INSTRUCTIONS TO FOLLOW - Gather every line that includes the word "given", please.

━━━━━ DATA SUPPLIED ━━━━━

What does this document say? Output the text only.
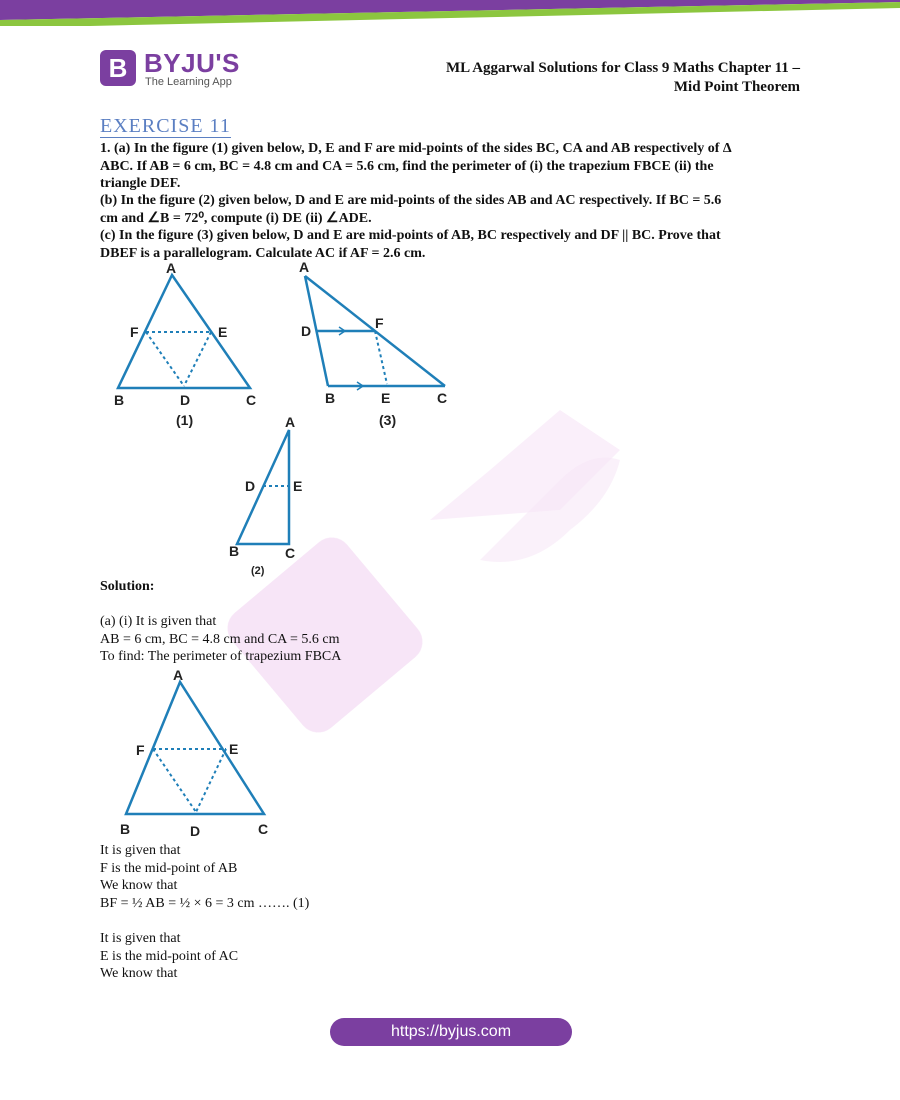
B BYJU'S
The Learning App
ML Aggarwal Solutions for Class 9 Maths Chapter 11 –
Mid Point Theorem
EXERCISE 11
1. (a) In the figure (1) given below, D, E and F are mid-points of the sides BC, CA and AB respectively of Δ
ABC. If AB = 6 cm, BC = 4.8 cm and CA = 5.6 cm, find the perimeter of (i) the trapezium FBCE (ii) the
triangle DEF.
(b) In the figure (2) given below, D and E are mid-points of the sides AB and AC respectively. If BC = 5.6
cm and ∠B = 72⁰, compute (i) DE (ii) ∠ADE.
(c) In the figure (3) given below, D and E are mid-points of AB, BC respectively and DF || BC. Prove that
DBEF is a parallelogram. Calculate AC if AF = 2.6 cm.
A
F	E
B	D	C
(1)
A
D	F
B	E	C
(3)
A
D	E
B	C
(2)
Solution:
(a) (i) It is given that
AB = 6 cm, BC = 4.8 cm and CA = 5.6 cm
To find: The perimeter of trapezium FBCA
A
F	E
B	D	C
It is given that
F is the mid-point of AB
We know that
BF = ½ AB = ½ × 6 = 3 cm ……. (1)
It is given that
E is the mid-point of AC
We know that
https://byjus.com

━━━━━

CORRECT ANSWER -
1. (a) In the figure (1) given below, D, E and F are mid-points of the sides BC, CA and AB respectively of Δ
(b) In the figure (2) given below, D and E are mid-points of the sides AB and AC respectively. If BC = 5.6
(c) In the figure (3) given below, D and E are mid-points of AB, BC respectively and DF || BC. Prove that
(a) (i) It is given that
It is given that
It is given that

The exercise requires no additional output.